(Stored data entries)
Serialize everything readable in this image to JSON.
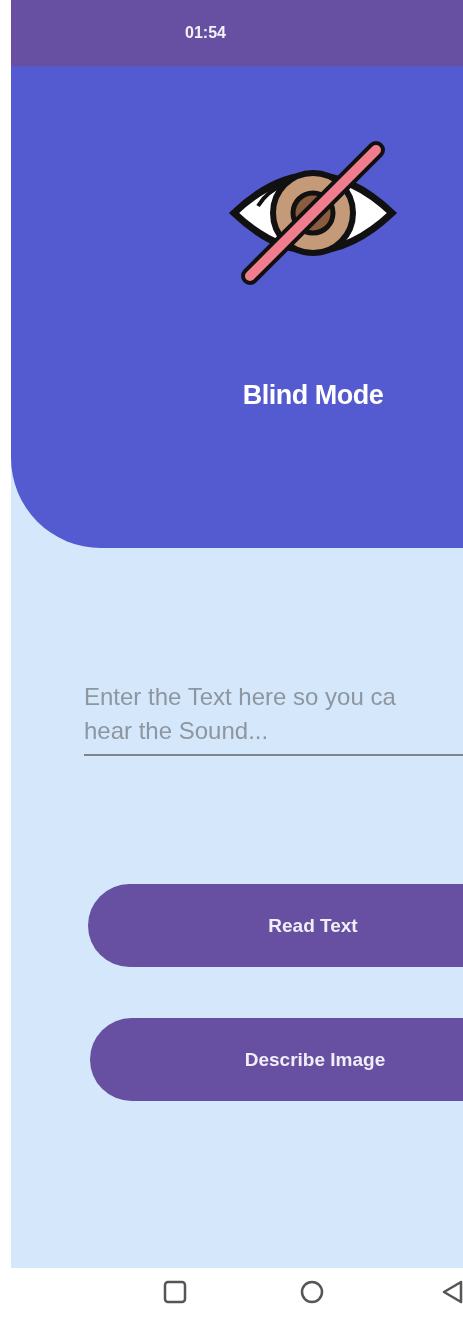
{
  "status_bar": {
    "time": "01:54"
  },
  "header": {
    "title": "Blind Mode"
  },
  "text_field": {
    "placeholder": "Enter the Text here so you ca\nhear the Sound..."
  },
  "buttons": [
    {
      "label": "Read Text"
    },
    {
      "label": "Describe Image"
    }
  ]
}
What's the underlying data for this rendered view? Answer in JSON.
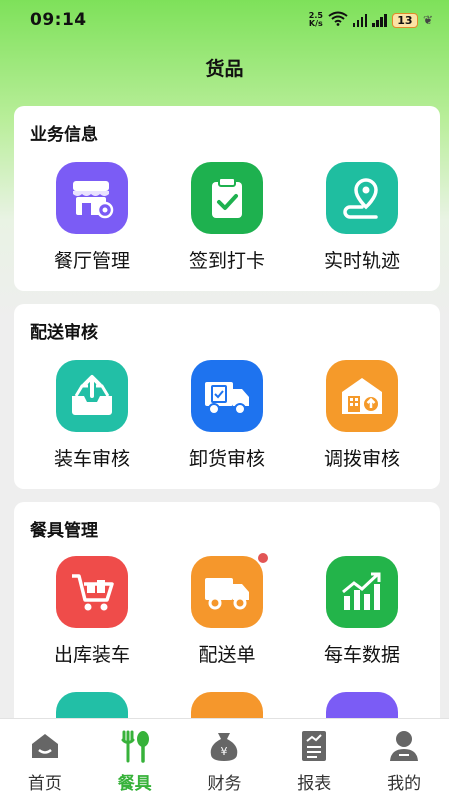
{
  "status": {
    "time": "09:14",
    "net_speed_value": "2.5",
    "net_speed_unit": "K/s",
    "battery": "13"
  },
  "page": {
    "title": "货品"
  },
  "sections": [
    {
      "title": "业务信息",
      "items": [
        {
          "label": "餐厅管理",
          "icon": "store-gear-icon",
          "color": "#7b5cf5"
        },
        {
          "label": "签到打卡",
          "icon": "clipboard-check-icon",
          "color": "#1eb14f"
        },
        {
          "label": "实时轨迹",
          "icon": "location-route-icon",
          "color": "#1fbea0"
        }
      ]
    },
    {
      "title": "配送审核",
      "items": [
        {
          "label": "装车审核",
          "icon": "tray-upload-icon",
          "color": "#22bfa6"
        },
        {
          "label": "卸货审核",
          "icon": "truck-clipboard-icon",
          "color": "#1e73ef"
        },
        {
          "label": "调拨审核",
          "icon": "warehouse-transfer-icon",
          "color": "#f59a2a"
        }
      ]
    },
    {
      "title": "餐具管理",
      "items": [
        {
          "label": "出库装车",
          "icon": "shopping-cart-icon",
          "color": "#ef4c4a"
        },
        {
          "label": "配送单",
          "icon": "delivery-truck-icon",
          "color": "#f5972c",
          "badge": true
        },
        {
          "label": "每车数据",
          "icon": "growth-chart-icon",
          "color": "#23b44a"
        }
      ]
    }
  ],
  "partial_row_colors": [
    "#22bfa6",
    "#f5972c",
    "#7b5cf5"
  ],
  "tabs": [
    {
      "label": "首页",
      "icon": "home-icon",
      "active": false
    },
    {
      "label": "餐具",
      "icon": "fork-spoon-icon",
      "active": true
    },
    {
      "label": "财务",
      "icon": "money-bag-icon",
      "active": false
    },
    {
      "label": "报表",
      "icon": "report-icon",
      "active": false
    },
    {
      "label": "我的",
      "icon": "user-icon",
      "active": false
    }
  ],
  "colors": {
    "accent": "#37b23a",
    "header_green": "#7ee15a"
  }
}
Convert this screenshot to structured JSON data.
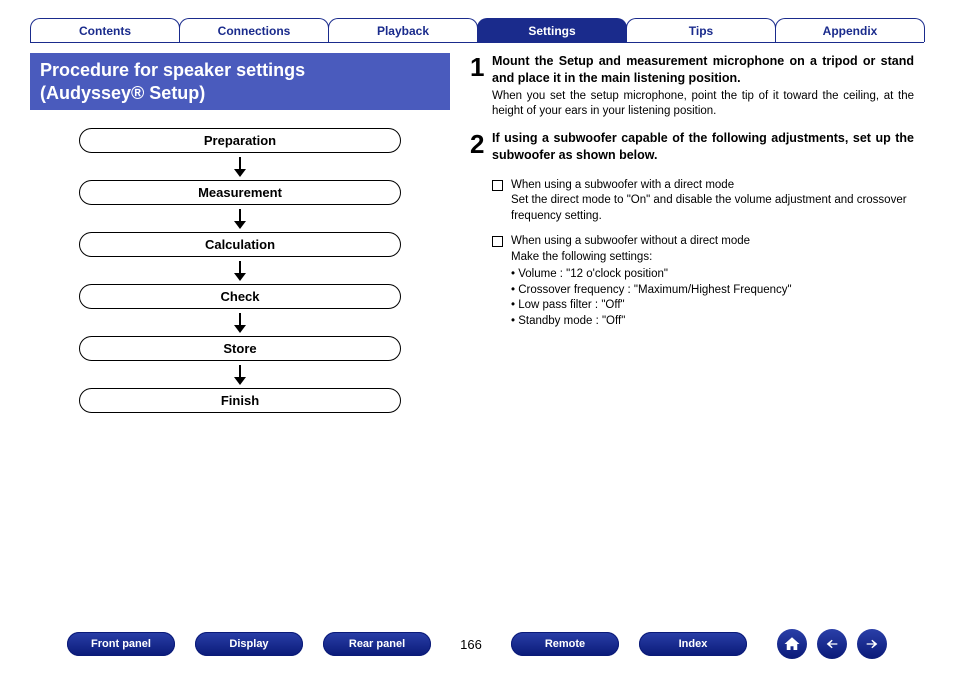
{
  "tabs": {
    "items": [
      {
        "label": "Contents"
      },
      {
        "label": "Connections"
      },
      {
        "label": "Playback"
      },
      {
        "label": "Settings",
        "active": true
      },
      {
        "label": "Tips"
      },
      {
        "label": "Appendix"
      }
    ]
  },
  "section_title_line1": "Procedure for speaker settings",
  "section_title_line2": "(Audyssey® Setup)",
  "flow": [
    "Preparation",
    "Measurement",
    "Calculation",
    "Check",
    "Store",
    "Finish"
  ],
  "steps": {
    "s1": {
      "num": "1",
      "bold": "Mount the Setup and measurement microphone on a tripod or stand and place it in the main listening position.",
      "desc": "When you set the setup microphone, point the tip of it toward the ceiling, at the height of your ears in your listening position."
    },
    "s2": {
      "num": "2",
      "bold": "If using a subwoofer capable of the following adjustments, set up the subwoofer as shown below."
    }
  },
  "sub": {
    "a": {
      "title": "When using a subwoofer with a direct mode",
      "text": "Set the direct mode to \"On\" and disable the volume adjustment and crossover frequency setting."
    },
    "b": {
      "title": "When using a subwoofer without a direct mode",
      "lead": "Make the following settings:",
      "b1": "Volume : \"12 o'clock position\"",
      "b2": "Crossover frequency : \"Maximum/Highest Frequency\"",
      "b3": "Low pass filter : \"Off\"",
      "b4": "Standby mode : \"Off\""
    }
  },
  "bottom": {
    "front_panel": "Front panel",
    "display": "Display",
    "rear_panel": "Rear panel",
    "remote": "Remote",
    "index": "Index",
    "page_num": "166"
  }
}
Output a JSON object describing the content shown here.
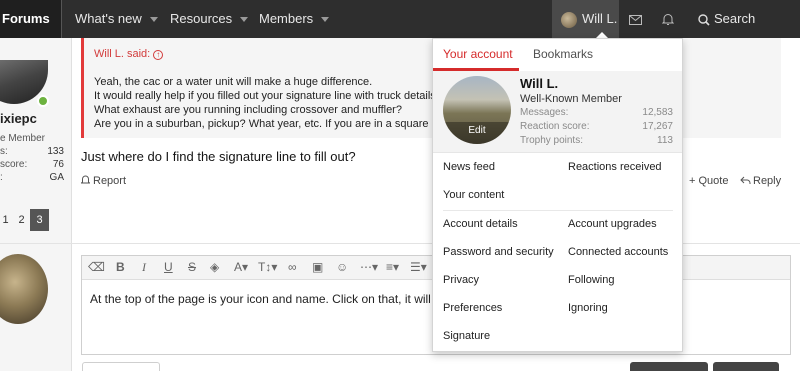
{
  "nav": {
    "forums": "Forums",
    "whats_new": "What's new",
    "resources": "Resources",
    "members": "Members",
    "account_name": "Will L.",
    "search": "Search"
  },
  "post": {
    "author": "ixiepc",
    "author_title": "e Member",
    "stats": [
      {
        "label": "s:",
        "value": "133"
      },
      {
        "label": "score:",
        "value": "76"
      },
      {
        "label": ":",
        "value": "GA"
      }
    ],
    "quote_author": "Will L. said:",
    "quote_lines": [
      "Yeah, the cac or a water unit will make a huge difference.",
      "It would really help if you filled out your signature line with truck details.",
      "What exhaust are you running including crossover and muffler?",
      "Are you in a suburban, pickup? What year, etc. If you are in a square body it"
    ],
    "message": "Just where do I find the signature line to fill out?",
    "report": "Report",
    "quote": "+ Quote",
    "reply": "Reply"
  },
  "pagination": [
    "1",
    "2",
    "3"
  ],
  "editor": {
    "text": "At the top of the page is your icon and name. Click on that, it will b"
  },
  "account_menu": {
    "tab_account": "Your account",
    "tab_bookmarks": "Bookmarks",
    "name": "Will L.",
    "title": "Well-Known Member",
    "edit": "Edit",
    "stats": [
      {
        "label": "Messages:",
        "value": "12,583"
      },
      {
        "label": "Reaction score:",
        "value": "17,267"
      },
      {
        "label": "Trophy points:",
        "value": "113"
      }
    ],
    "links": {
      "news_feed": "News feed",
      "reactions_received": "Reactions received",
      "your_content": "Your content",
      "account_details": "Account details",
      "account_upgrades": "Account upgrades",
      "password_security": "Password and security",
      "connected_accounts": "Connected accounts",
      "privacy": "Privacy",
      "following": "Following",
      "preferences": "Preferences",
      "ignoring": "Ignoring",
      "signature": "Signature"
    }
  },
  "colors": {
    "nav_bg": "#2e2e2e",
    "accent": "#d52b2b",
    "online": "#6db23f"
  }
}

Work required: Give every record back exactly as it reads, with no images.

Answer to this task:
Serialize everything readable in this image to JSON.
{
  "status_bar": {
    "time": "01:54"
  },
  "header": {
    "title": "Blind Mode"
  },
  "text_field": {
    "placeholder": "Enter the Text here so you ca\nhear the Sound..."
  },
  "buttons": [
    {
      "label": "Read Text"
    },
    {
      "label": "Describe Image"
    }
  ]
}
What's the underlying data for this rendered view? Answer in JSON.
{
  "status": {
    "time": "09:14",
    "net_speed_value": "2.5",
    "net_speed_unit": "K/s",
    "battery": "13"
  },
  "page": {
    "title": "货品"
  },
  "sections": [
    {
      "title": "业务信息",
      "items": [
        {
          "label": "餐厅管理",
          "icon": "store-gear-icon",
          "color": "#7b5cf5"
        },
        {
          "label": "签到打卡",
          "icon": "clipboard-check-icon",
          "color": "#1eb14f"
        },
        {
          "label": "实时轨迹",
          "icon": "location-route-icon",
          "color": "#1fbea0"
        }
      ]
    },
    {
      "title": "配送审核",
      "items": [
        {
          "label": "装车审核",
          "icon": "tray-upload-icon",
          "color": "#22bfa6"
        },
        {
          "label": "卸货审核",
          "icon": "truck-clipboard-icon",
          "color": "#1e73ef"
        },
        {
          "label": "调拨审核",
          "icon": "warehouse-transfer-icon",
          "color": "#f59a2a"
        }
      ]
    },
    {
      "title": "餐具管理",
      "items": [
        {
          "label": "出库装车",
          "icon": "shopping-cart-icon",
          "color": "#ef4c4a"
        },
        {
          "label": "配送单",
          "icon": "delivery-truck-icon",
          "color": "#f5972c",
          "badge": true
        },
        {
          "label": "每车数据",
          "icon": "growth-chart-icon",
          "color": "#23b44a"
        }
      ]
    }
  ],
  "partial_row_colors": [
    "#22bfa6",
    "#f5972c",
    "#7b5cf5"
  ],
  "tabs": [
    {
      "label": "首页",
      "icon": "home-icon",
      "active": false
    },
    {
      "label": "餐具",
      "icon": "fork-spoon-icon",
      "active": true
    },
    {
      "label": "财务",
      "icon": "money-bag-icon",
      "active": false
    },
    {
      "label": "报表",
      "icon": "report-icon",
      "active": false
    },
    {
      "label": "我的",
      "icon": "user-icon",
      "active": false
    }
  ],
  "colors": {
    "accent": "#37b23a",
    "header_green": "#7ee15a"
  }
}
Convert this screenshot to structured JSON data.
{
  "tabs": {
    "items": [
      {
        "label": "Contents"
      },
      {
        "label": "Connections"
      },
      {
        "label": "Playback"
      },
      {
        "label": "Settings",
        "active": true
      },
      {
        "label": "Tips"
      },
      {
        "label": "Appendix"
      }
    ]
  },
  "section_title_line1": "Procedure for speaker settings",
  "section_title_line2": "(Audyssey® Setup)",
  "flow": [
    "Preparation",
    "Measurement",
    "Calculation",
    "Check",
    "Store",
    "Finish"
  ],
  "steps": {
    "s1": {
      "num": "1",
      "bold": "Mount the Setup and measurement microphone on a tripod or stand and place it in the main listening position.",
      "desc": "When you set the setup microphone, point the tip of it toward the ceiling, at the height of your ears in your listening position."
    },
    "s2": {
      "num": "2",
      "bold": "If using a subwoofer capable of the following adjustments, set up the subwoofer as shown below."
    }
  },
  "sub": {
    "a": {
      "title": "When using a subwoofer with a direct mode",
      "text": "Set the direct mode to \"On\" and disable the volume adjustment and crossover frequency setting."
    },
    "b": {
      "title": "When using a subwoofer without a direct mode",
      "lead": "Make the following settings:",
      "b1": "Volume : \"12 o'clock position\"",
      "b2": "Crossover frequency : \"Maximum/Highest Frequency\"",
      "b3": "Low pass filter : \"Off\"",
      "b4": "Standby mode : \"Off\""
    }
  },
  "bottom": {
    "front_panel": "Front panel",
    "display": "Display",
    "rear_panel": "Rear panel",
    "remote": "Remote",
    "index": "Index",
    "page_num": "166"
  }
}
Output a JSON object describing the content shown here.
{
  "nav": {
    "forums": "Forums",
    "whats_new": "What's new",
    "resources": "Resources",
    "members": "Members",
    "account_name": "Will L.",
    "search": "Search"
  },
  "post": {
    "author": "ixiepc",
    "author_title": "e Member",
    "stats": [
      {
        "label": "s:",
        "value": "133"
      },
      {
        "label": "score:",
        "value": "76"
      },
      {
        "label": ":",
        "value": "GA"
      }
    ],
    "quote_author": "Will L. said:",
    "quote_lines": [
      "Yeah, the cac or a water unit will make a huge difference.",
      "It would really help if you filled out your signature line with truck details.",
      "What exhaust are you running including crossover and muffler?",
      "Are you in a suburban, pickup? What year, etc. If you are in a square body it"
    ],
    "message": "Just where do I find the signature line to fill out?",
    "report": "Report",
    "quote": "+ Quote",
    "reply": "Reply"
  },
  "pagination": [
    "1",
    "2",
    "3"
  ],
  "editor": {
    "text": "At the top of the page is your icon and name. Click on that, it will b"
  },
  "account_menu": {
    "tab_account": "Your account",
    "tab_bookmarks": "Bookmarks",
    "name": "Will L.",
    "title": "Well-Known Member",
    "edit": "Edit",
    "stats": [
      {
        "label": "Messages:",
        "value": "12,583"
      },
      {
        "label": "Reaction score:",
        "value": "17,267"
      },
      {
        "label": "Trophy points:",
        "value": "113"
      }
    ],
    "links": {
      "news_feed": "News feed",
      "reactions_received": "Reactions received",
      "your_content": "Your content",
      "account_details": "Account details",
      "account_upgrades": "Account upgrades",
      "password_security": "Password and security",
      "connected_accounts": "Connected accounts",
      "privacy": "Privacy",
      "following": "Following",
      "preferences": "Preferences",
      "ignoring": "Ignoring",
      "signature": "Signature"
    }
  },
  "colors": {
    "nav_bg": "#2e2e2e",
    "accent": "#d52b2b",
    "online": "#6db23f"
  }
}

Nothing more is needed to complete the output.